◆ **Given exercise**:
Search the records for the word "дерево" and pick out every line that has it.

Entries from a dataset
------------

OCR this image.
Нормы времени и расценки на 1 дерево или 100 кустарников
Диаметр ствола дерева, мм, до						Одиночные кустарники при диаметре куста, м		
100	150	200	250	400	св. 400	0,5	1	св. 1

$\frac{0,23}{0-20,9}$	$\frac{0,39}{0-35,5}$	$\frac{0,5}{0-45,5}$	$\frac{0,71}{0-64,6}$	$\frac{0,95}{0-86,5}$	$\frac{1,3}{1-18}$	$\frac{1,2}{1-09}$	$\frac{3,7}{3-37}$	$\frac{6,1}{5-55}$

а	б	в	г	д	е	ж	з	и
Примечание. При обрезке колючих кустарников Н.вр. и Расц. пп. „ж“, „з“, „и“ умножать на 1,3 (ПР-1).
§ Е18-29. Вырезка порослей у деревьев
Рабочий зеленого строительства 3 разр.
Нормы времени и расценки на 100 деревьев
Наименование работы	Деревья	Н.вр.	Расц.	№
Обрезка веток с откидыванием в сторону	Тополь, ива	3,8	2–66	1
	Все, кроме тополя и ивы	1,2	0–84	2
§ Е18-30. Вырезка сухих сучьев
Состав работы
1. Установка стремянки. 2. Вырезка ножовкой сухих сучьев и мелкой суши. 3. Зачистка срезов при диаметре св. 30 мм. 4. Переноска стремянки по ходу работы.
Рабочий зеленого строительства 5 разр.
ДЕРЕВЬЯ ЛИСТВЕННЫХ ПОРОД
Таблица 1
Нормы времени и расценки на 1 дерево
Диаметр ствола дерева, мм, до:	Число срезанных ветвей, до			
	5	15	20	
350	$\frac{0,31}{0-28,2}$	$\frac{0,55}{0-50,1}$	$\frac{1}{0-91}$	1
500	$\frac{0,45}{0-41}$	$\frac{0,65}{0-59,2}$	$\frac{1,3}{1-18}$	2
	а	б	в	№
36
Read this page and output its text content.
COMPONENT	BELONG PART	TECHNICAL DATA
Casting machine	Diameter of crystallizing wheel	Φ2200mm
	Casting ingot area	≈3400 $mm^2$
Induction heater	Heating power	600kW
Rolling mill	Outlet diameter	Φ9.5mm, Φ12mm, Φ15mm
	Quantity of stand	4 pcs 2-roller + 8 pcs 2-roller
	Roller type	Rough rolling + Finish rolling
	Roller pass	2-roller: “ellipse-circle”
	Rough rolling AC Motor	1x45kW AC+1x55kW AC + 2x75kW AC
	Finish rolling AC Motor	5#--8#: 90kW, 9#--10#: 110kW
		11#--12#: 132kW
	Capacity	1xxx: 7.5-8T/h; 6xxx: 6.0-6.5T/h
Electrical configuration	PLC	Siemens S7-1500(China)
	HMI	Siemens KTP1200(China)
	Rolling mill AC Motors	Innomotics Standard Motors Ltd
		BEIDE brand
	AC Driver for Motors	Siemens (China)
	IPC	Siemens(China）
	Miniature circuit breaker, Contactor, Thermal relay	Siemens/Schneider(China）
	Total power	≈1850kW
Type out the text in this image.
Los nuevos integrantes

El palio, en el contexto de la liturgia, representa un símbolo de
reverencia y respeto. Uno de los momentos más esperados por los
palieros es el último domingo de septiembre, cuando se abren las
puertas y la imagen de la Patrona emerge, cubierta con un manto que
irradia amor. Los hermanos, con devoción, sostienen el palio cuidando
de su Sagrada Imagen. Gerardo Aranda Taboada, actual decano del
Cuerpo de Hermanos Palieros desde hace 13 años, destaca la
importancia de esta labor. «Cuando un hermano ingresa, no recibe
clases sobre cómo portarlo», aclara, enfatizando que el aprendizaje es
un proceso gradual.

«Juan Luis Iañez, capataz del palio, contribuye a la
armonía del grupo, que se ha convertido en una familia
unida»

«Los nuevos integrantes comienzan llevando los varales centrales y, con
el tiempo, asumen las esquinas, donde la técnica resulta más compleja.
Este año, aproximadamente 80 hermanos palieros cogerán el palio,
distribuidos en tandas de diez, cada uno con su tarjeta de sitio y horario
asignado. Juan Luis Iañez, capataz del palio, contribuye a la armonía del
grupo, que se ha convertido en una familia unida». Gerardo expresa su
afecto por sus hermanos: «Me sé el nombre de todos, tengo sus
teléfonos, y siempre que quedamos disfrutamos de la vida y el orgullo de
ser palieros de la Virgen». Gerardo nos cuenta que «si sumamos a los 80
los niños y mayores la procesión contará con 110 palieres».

------------

◆ **Solution**:
Нормы времени и расценки на 1 дерево или 100 кустарников
Нормы времени и расценки на 1 дерево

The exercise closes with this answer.